= PASSAGE TO READ =

    He is dead now. And no, I did not dance on his grave. I took the bus instead.

    U

    • blackwatertown

      Boom Tish!
      You just reminded me of a geography who talked a lot about Thigh-land. We couldn’t help wincing every time. She was clearly a bit rubbish, but I still felt like a stuck-up prig.
      But getting back to your PE teacher… huh? huh?

  9. After 5 primary schools and 4 high schools over 2 continents, it’s hard to remember the impact of my teachers other than the mighty crush I had on my biology teacher Mr Jones (who I later went to University with – just a tad embarrassing) and my sixth class teacher Mr Vague. Although when I was about 9 I had an Australian Exchange teacher (I was living in England at the time) Mrs Greenaway and I loved her tales of snakes under the bed and Christmas in the sunshine. Who’d have thunk I’d spend most of my life in Australia…..

    • blackwatertown

      “Me and Mr Jones…
      We got a thing going on…
      But only after I left school and went to university. Alright? No funny business.”
      Reminds me of a chief inspector of schools. Can’t think why.

      Your 5 primary schools & 4 high schools over 2 continents must make you the Genghis Khan of the classroom.

  10. I do remember starting high school and gaining my 1st male teacher…I well remember falling hopelessly and …further enhanced by a very fine and dark ‘tash! Consequently I have no recollection of what kind of teacher he was!!! I do know it’s a little bit cringeworthy to remember!! I also had a horrendous PE teacher who hated me with a vengance and tried her best to drown me during the dreaded swimming lessons…but such joy in my Wolfie heart when “the worm turned” and the wolf attacked this dreadful woman!! Having conquered the “witch” 😉 I moved onto learning the art of being naughty in class…instead of demure and shy 🙂 Until that is, being my mum’s best friend at the time, my teacher passed on news of my naughtiness and suddenly it didn’t seem like fun anymore!! 🙂

  11. My 10th grade French teacher in the early 1970s, Mrs. Van Leemputten, was from what had been the Belgian Congo. While teaching us French, she inspired us to embrace life fully. One day she suggested we keep a journal and then, some day in the distant future, open it, read it, and she promised us we would smile at the thoughts recorded by our younger selves. I wonder if today she would encourage blogging… I credit her with my starting to keep a journal.

(Entries drawn from a collection)
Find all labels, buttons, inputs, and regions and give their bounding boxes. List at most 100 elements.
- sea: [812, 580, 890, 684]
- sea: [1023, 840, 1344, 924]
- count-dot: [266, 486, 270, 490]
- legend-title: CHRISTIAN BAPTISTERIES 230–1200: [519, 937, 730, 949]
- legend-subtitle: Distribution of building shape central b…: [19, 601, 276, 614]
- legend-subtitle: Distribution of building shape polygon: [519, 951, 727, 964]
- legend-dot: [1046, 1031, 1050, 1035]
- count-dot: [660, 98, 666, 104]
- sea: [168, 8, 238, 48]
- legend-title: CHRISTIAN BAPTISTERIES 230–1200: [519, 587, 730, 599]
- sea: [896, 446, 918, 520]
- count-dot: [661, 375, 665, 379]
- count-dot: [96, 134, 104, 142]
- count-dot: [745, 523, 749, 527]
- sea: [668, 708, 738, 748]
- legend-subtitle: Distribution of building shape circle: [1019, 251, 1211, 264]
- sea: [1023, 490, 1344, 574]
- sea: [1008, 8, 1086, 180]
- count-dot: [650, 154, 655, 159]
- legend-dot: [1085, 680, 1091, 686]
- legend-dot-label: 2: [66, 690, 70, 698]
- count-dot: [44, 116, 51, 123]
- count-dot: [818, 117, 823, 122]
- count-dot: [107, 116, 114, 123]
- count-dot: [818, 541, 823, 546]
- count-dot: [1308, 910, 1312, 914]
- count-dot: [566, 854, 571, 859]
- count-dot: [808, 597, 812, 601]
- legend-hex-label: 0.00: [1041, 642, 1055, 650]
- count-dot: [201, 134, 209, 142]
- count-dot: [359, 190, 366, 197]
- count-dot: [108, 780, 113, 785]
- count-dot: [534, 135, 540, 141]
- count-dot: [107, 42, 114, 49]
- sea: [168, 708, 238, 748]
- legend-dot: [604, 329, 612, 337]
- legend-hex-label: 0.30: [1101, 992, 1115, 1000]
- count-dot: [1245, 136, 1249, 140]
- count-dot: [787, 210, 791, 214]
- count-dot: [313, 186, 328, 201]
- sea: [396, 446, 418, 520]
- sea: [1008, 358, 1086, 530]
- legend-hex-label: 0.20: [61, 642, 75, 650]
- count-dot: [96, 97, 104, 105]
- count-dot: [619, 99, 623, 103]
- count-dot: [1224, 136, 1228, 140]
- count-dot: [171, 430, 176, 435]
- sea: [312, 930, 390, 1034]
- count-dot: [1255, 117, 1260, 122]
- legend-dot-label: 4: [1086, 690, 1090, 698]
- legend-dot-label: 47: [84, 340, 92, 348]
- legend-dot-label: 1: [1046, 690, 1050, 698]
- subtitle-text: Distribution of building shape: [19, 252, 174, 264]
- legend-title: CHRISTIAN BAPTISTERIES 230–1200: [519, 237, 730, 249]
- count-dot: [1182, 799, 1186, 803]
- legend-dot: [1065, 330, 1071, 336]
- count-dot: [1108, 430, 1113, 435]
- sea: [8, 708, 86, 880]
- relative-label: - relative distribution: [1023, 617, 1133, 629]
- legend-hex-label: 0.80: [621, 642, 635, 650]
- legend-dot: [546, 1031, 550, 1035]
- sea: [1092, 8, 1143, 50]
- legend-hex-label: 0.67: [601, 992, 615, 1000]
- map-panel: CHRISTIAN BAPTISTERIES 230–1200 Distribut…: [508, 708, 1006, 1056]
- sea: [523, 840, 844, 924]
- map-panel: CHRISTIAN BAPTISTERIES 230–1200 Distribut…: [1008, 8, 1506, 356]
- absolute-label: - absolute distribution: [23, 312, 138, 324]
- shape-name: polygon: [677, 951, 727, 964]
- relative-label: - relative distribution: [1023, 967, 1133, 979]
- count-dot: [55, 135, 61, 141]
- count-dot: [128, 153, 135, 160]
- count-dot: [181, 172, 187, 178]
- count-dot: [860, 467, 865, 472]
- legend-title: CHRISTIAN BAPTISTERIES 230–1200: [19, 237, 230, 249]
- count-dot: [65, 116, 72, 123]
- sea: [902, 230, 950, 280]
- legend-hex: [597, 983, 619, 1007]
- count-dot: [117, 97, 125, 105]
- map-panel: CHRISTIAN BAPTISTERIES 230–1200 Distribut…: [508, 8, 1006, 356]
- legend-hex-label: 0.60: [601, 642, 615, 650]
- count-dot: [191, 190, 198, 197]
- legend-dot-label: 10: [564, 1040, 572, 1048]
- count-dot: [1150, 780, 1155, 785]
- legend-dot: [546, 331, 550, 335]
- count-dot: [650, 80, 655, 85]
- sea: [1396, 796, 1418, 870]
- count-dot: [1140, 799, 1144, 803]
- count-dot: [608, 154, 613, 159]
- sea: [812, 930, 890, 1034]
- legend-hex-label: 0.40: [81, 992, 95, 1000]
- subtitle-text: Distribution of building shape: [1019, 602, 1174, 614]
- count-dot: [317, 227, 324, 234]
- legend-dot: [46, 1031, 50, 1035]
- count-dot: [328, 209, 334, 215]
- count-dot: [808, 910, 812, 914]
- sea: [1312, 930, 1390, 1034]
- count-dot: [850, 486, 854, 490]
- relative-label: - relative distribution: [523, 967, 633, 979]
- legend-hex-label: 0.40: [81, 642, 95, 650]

= YOUR TASKS =
- A) For each statement about the comments about teachers, answer yes or no and quote the words from the comments that decide it. (i) One commenter had an Australian exchange teacher at about age 9. (ii) The French teacher Mrs. Van Leemputten came from Belgium. (iii) The commenter who fell for a male teacher with a dark 'tash remembers what kind of teacher he was.
- B) Summarize the comments about teachers in two sentences.
- C) Resume the comments about teachers and continue them from the point where they stop.
You do not need the lines to do any of this.

= ANSWERS PROVIDED =
- A)
(i) Yes: "when I was about 9 I had an Australian Exchange teacher"
(ii) No: "was from what had been the Belgian Congo"
(iii) No: "Consequently I have no recollection of what kind of teacher he was!!!"

- B) Commenters recall teachers from their school days: a biology teacher who was the object of a crush, an Australian exchange teacher with tales of snakes under the bed, a male teacher with a dark mustache, and a PE teacher who tried to drown one of them during swimming lessons. A reply jokes about these memories, and another commenter credits a 10th grade French teacher, Mrs. Van Leemputten, with starting the habit of keeping a journal.

- C)
    • blackwatertown

      Do you fancy sharing some of your early entries?
      I’d say she would go for the blog idea – except that she might be concerned about the open nature of it.

  12. There was one particular teacher for me, not in school but in Business School, who saved me from being thrown out of the course, by giving me special tutorials to get my base knowledge up to understanding the higher stuff that was being taught. I have always been grateful to him and I am looking forward to meeting him in December when he is scheduled to attend a wedding in Pune where I live.

    • blackwatertown

      Be sure to bring a notebook and open the conversation with: “Actually Sir, there’s just one thing I still don’t quite understand fully…”

  13. Hmmmm. This got me thinking… My P7 teacher was a Mr B ,obsessed with football so always away at matches but when he wasnt, he studied for his Open University degree during class. Or our P1 teacher Mrs M- her novel, if inappropriately degrading punishment was to stand bold boys in the bin holding the window pole. Ah the memories…..

    • blackwatertown

      Mr B – what a cheat.
      Mrs M – i can just imagine her getting accidentally clonked on the head by a distracted or tired armed bin boy.

  14. Admiral Fancypants

    I absolutely love your blog!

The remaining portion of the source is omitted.